Copy out all lines in the data below containing the string "this".

(Dataset excerpt)
## Start

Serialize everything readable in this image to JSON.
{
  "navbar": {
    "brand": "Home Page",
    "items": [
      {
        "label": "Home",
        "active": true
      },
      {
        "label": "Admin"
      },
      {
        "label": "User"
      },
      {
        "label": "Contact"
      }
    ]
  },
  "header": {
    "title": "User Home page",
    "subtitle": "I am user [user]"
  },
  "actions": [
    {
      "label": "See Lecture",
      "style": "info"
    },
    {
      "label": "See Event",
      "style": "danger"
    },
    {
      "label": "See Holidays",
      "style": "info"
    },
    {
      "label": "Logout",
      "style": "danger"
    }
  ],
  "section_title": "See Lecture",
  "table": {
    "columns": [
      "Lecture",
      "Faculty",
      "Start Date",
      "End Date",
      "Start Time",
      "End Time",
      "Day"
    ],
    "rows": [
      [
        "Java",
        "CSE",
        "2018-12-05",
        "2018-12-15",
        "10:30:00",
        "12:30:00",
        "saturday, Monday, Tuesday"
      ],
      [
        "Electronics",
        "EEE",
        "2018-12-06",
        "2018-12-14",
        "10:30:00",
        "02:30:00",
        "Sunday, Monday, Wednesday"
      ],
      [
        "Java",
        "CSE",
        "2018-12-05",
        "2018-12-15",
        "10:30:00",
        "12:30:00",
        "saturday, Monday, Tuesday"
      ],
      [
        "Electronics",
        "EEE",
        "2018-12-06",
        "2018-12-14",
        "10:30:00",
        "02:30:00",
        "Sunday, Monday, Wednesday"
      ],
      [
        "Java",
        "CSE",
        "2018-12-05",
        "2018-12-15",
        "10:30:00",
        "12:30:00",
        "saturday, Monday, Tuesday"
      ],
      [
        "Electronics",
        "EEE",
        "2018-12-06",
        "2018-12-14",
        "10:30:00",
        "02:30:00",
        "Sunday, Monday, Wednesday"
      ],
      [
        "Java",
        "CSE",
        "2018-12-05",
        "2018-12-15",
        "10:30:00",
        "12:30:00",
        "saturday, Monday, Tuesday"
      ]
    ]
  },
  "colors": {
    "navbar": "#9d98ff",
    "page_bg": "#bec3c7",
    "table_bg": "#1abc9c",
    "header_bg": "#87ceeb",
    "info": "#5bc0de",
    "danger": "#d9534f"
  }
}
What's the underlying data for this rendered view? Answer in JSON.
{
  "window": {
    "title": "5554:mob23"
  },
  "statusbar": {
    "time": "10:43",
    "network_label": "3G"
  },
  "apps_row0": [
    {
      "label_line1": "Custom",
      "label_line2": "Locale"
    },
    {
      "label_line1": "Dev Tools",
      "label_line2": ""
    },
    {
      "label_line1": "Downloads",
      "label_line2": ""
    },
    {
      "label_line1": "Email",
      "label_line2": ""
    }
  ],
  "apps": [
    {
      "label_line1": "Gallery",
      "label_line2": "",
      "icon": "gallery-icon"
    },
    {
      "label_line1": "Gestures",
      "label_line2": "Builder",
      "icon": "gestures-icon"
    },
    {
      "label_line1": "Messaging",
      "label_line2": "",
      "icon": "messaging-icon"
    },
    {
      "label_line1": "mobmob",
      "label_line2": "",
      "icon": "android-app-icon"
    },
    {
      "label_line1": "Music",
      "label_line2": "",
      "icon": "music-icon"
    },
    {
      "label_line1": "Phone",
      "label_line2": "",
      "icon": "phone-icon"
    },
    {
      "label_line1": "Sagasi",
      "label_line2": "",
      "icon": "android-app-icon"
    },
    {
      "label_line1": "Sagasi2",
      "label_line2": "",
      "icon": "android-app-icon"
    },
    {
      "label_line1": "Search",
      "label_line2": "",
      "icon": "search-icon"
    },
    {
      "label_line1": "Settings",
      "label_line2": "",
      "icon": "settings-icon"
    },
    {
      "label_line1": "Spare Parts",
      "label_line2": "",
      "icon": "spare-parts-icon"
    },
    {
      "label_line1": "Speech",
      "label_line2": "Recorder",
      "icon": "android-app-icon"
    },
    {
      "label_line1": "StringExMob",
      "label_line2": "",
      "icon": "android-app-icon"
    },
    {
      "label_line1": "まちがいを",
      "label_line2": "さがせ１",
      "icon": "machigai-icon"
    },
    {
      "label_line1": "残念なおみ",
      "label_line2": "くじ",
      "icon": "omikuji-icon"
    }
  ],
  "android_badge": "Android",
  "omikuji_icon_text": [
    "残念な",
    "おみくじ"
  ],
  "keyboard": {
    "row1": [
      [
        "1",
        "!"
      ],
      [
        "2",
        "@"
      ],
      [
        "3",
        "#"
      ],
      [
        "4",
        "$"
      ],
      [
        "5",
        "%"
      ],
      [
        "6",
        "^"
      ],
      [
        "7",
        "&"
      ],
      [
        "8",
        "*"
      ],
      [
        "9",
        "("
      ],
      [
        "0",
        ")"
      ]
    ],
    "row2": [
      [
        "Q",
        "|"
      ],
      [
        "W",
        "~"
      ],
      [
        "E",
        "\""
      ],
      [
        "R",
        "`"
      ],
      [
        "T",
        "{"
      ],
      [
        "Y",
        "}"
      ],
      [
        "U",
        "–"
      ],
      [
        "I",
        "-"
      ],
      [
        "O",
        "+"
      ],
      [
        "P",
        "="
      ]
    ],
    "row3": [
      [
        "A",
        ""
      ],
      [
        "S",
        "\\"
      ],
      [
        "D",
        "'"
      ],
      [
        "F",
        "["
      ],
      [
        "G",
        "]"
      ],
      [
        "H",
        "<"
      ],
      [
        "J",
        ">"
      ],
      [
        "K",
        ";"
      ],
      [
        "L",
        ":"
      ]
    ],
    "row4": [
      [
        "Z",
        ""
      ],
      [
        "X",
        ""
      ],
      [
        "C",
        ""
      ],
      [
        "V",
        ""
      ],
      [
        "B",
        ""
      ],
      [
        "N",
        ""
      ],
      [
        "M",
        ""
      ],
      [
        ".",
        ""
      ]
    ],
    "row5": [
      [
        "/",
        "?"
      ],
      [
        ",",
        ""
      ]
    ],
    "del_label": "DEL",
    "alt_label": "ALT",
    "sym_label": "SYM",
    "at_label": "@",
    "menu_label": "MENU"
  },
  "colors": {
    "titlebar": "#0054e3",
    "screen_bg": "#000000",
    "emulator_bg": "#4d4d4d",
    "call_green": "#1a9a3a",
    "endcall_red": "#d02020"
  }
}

## End

- Output below -
Serialize everything readable in this image to JSON.
What's the underlying data for this rendered view? Answer in JSON.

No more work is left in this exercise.